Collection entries
+++
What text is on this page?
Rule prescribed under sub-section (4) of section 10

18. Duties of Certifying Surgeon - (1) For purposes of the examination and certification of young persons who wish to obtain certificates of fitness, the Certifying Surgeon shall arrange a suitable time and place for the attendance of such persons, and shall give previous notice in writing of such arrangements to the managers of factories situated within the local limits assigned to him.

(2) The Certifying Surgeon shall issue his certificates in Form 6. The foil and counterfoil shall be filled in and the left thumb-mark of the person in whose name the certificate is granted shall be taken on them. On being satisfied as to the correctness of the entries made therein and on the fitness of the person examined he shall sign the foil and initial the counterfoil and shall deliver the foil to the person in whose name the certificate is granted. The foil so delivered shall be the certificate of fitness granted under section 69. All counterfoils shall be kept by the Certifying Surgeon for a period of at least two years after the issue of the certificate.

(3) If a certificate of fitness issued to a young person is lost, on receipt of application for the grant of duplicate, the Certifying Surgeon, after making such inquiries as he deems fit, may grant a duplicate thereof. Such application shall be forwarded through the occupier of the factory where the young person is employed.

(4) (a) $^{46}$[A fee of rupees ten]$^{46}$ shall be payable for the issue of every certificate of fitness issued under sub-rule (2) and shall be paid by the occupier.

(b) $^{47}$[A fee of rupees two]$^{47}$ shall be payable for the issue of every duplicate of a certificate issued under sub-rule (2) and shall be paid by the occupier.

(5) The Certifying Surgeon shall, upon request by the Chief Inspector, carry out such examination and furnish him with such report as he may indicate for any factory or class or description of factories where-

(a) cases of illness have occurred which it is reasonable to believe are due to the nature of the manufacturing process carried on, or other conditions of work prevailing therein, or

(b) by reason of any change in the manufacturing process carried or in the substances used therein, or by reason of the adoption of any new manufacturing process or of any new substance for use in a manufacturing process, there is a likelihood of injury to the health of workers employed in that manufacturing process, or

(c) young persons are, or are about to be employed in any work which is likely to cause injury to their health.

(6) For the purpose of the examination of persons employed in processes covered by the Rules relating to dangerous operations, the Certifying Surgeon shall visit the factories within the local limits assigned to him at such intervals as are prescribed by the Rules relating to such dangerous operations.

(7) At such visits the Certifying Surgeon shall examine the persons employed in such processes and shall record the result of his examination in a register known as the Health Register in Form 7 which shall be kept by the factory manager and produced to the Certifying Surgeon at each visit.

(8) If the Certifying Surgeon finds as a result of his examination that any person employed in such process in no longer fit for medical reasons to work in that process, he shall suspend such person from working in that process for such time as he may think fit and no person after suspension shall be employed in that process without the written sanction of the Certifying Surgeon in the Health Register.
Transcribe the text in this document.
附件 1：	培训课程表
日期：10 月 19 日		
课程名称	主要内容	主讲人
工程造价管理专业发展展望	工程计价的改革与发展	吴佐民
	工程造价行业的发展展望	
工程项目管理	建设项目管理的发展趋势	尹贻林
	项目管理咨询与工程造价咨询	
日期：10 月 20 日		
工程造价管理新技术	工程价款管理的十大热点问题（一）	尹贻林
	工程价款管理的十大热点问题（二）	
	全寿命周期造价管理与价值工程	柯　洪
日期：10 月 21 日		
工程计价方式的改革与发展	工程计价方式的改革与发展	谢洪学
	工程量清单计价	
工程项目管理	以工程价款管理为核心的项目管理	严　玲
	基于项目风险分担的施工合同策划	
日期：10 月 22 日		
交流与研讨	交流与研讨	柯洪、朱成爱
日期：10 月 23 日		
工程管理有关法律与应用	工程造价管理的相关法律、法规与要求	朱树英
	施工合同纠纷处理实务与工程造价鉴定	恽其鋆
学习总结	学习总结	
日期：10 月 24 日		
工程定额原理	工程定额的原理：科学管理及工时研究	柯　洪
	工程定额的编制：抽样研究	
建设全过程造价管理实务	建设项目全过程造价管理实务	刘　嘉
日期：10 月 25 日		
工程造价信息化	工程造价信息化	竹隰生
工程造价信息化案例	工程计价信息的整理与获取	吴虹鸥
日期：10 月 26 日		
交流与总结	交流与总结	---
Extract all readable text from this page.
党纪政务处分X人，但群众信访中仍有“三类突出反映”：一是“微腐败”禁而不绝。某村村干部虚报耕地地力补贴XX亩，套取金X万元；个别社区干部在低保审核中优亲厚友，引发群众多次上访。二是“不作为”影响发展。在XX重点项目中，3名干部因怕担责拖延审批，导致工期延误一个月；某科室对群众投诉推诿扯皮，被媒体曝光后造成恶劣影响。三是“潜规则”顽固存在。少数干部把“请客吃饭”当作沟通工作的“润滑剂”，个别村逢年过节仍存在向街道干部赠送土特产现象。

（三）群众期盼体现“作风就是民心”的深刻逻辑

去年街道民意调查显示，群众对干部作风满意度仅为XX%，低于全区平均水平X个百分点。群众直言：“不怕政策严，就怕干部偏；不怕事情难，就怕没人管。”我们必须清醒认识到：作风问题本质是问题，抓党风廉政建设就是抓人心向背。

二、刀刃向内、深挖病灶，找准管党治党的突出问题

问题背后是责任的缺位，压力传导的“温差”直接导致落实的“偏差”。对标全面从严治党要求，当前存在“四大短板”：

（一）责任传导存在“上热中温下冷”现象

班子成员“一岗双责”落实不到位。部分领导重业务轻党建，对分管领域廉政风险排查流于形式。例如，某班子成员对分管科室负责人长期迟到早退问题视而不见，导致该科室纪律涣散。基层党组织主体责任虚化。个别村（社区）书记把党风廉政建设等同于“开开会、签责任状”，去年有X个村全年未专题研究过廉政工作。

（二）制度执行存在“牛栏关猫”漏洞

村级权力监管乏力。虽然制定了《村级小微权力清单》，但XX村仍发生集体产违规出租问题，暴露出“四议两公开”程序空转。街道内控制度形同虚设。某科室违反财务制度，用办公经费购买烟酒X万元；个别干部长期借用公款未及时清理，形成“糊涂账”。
+++
# What the task asks
Print nothing but the lines from the line with "Extract all readable text from this page." to the last line of the records above. Both of those lines count.

# Correct response
Extract all readable text from this page.
党纪政务处分X人，但群众信访中仍有“三类突出反映”：一是“微腐败”禁而不绝。某村村干部虚报耕地地力补贴XX亩，套取金X万元；个别社区干部在低保审核中优亲厚友，引发群众多次上访。二是“不作为”影响发展。在XX重点项目中，3名干部因怕担责拖延审批，导致工期延误一个月；某科室对群众投诉推诿扯皮，被媒体曝光后造成恶劣影响。三是“潜规则”顽固存在。少数干部把“请客吃饭”当作沟通工作的“润滑剂”，个别村逢年过节仍存在向街道干部赠送土特产现象。

（三）群众期盼体现“作风就是民心”的深刻逻辑

去年街道民意调查显示，群众对干部作风满意度仅为XX%，低于全区平均水平X个百分点。群众直言：“不怕政策严，就怕干部偏；不怕事情难，就怕没人管。”我们必须清醒认识到：作风问题本质是问题，抓党风廉政建设就是抓人心向背。

二、刀刃向内、深挖病灶，找准管党治党的突出问题

问题背后是责任的缺位，压力传导的“温差”直接导致落实的“偏差”。对标全面从严治党要求，当前存在“四大短板”：

（一）责任传导存在“上热中温下冷”现象

班子成员“一岗双责”落实不到位。部分领导重业务轻党建，对分管领域廉政风险排查流于形式。例如，某班子成员对分管科室负责人长期迟到早退问题视而不见，导致该科室纪律涣散。基层党组织主体责任虚化。个别村（社区）书记把党风廉政建设等同于“开开会、签责任状”，去年有X个村全年未专题研究过廉政工作。

（二）制度执行存在“牛栏关猫”漏洞

村级权力监管乏力。虽然制定了《村级小微权力清单》，但XX村仍发生集体产违规出租问题，暴露出“四议两公开”程序空转。街道内控制度形同虚设。某科室违反财务制度，用办公经费购买烟酒X万元；个别干部长期借用公款未及时清理，形成“糊涂账”。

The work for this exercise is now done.